** Begin **

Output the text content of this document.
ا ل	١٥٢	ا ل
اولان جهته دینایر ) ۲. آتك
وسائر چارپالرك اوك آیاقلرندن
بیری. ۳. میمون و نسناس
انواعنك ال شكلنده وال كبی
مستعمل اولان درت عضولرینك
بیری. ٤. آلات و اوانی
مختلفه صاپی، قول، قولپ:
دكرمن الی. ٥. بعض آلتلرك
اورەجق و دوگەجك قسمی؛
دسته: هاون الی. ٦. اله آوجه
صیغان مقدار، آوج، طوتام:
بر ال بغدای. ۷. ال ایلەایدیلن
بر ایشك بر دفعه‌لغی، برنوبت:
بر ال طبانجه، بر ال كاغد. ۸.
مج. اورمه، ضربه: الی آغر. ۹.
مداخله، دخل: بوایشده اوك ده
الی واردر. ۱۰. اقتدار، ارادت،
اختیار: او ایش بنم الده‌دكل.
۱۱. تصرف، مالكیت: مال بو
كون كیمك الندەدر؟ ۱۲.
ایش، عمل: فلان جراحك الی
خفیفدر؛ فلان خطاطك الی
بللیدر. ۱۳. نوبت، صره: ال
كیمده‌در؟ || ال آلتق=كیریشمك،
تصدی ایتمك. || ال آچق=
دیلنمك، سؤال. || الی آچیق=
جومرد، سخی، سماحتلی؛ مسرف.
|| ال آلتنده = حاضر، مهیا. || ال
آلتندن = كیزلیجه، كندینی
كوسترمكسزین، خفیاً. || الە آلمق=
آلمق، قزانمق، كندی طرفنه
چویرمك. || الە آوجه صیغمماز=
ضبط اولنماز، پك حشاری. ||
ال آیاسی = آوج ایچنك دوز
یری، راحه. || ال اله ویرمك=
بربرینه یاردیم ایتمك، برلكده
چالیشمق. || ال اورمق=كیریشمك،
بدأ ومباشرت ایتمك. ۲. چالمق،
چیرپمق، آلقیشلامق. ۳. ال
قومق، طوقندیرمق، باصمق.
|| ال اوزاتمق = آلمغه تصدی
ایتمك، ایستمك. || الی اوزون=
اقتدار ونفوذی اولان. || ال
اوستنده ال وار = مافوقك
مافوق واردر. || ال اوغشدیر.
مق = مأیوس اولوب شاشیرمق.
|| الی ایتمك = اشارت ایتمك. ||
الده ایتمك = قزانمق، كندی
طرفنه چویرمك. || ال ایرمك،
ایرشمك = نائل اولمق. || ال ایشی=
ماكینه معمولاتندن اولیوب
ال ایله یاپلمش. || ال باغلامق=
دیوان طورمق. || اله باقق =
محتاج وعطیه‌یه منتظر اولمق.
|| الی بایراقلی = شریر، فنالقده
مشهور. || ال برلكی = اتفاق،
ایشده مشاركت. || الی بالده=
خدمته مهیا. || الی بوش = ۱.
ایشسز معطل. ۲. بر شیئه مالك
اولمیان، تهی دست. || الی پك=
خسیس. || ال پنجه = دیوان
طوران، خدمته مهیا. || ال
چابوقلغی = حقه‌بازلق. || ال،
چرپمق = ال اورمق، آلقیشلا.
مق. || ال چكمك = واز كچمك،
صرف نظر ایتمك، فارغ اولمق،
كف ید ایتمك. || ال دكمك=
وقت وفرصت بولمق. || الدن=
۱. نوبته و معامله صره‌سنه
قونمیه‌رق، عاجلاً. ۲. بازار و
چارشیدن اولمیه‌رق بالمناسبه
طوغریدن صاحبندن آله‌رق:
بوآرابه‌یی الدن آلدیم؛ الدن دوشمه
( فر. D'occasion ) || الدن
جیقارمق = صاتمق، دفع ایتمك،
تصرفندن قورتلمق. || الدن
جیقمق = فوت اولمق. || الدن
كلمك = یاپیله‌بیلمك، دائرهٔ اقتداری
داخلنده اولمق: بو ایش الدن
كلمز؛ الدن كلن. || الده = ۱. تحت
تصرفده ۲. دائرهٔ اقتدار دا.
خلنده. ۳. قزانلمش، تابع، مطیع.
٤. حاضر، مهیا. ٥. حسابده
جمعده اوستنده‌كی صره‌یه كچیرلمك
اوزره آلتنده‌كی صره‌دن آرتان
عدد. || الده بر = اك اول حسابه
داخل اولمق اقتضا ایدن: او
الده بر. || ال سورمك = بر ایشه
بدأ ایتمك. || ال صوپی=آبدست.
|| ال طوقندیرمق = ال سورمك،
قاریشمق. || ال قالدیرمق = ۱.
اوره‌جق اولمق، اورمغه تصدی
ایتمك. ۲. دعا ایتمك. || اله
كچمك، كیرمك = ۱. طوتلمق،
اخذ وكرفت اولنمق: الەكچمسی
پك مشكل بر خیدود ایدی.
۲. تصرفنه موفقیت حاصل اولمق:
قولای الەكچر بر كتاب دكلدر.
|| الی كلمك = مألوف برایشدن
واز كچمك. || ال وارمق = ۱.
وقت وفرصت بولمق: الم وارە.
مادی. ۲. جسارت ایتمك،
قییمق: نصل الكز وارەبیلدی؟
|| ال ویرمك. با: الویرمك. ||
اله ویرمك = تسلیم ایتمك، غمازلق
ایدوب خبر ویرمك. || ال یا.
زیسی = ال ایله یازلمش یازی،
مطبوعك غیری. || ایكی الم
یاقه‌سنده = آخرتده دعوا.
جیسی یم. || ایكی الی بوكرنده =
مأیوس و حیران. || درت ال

** End **

__TASK DETAILS__.
In the lines above, find each one with "خدمته" and list it.

__SOLUTION TO THE EXERCISE__.
خدمته مهیا. || الی بوش = ۱.
طوران، خدمته مهیا. || ال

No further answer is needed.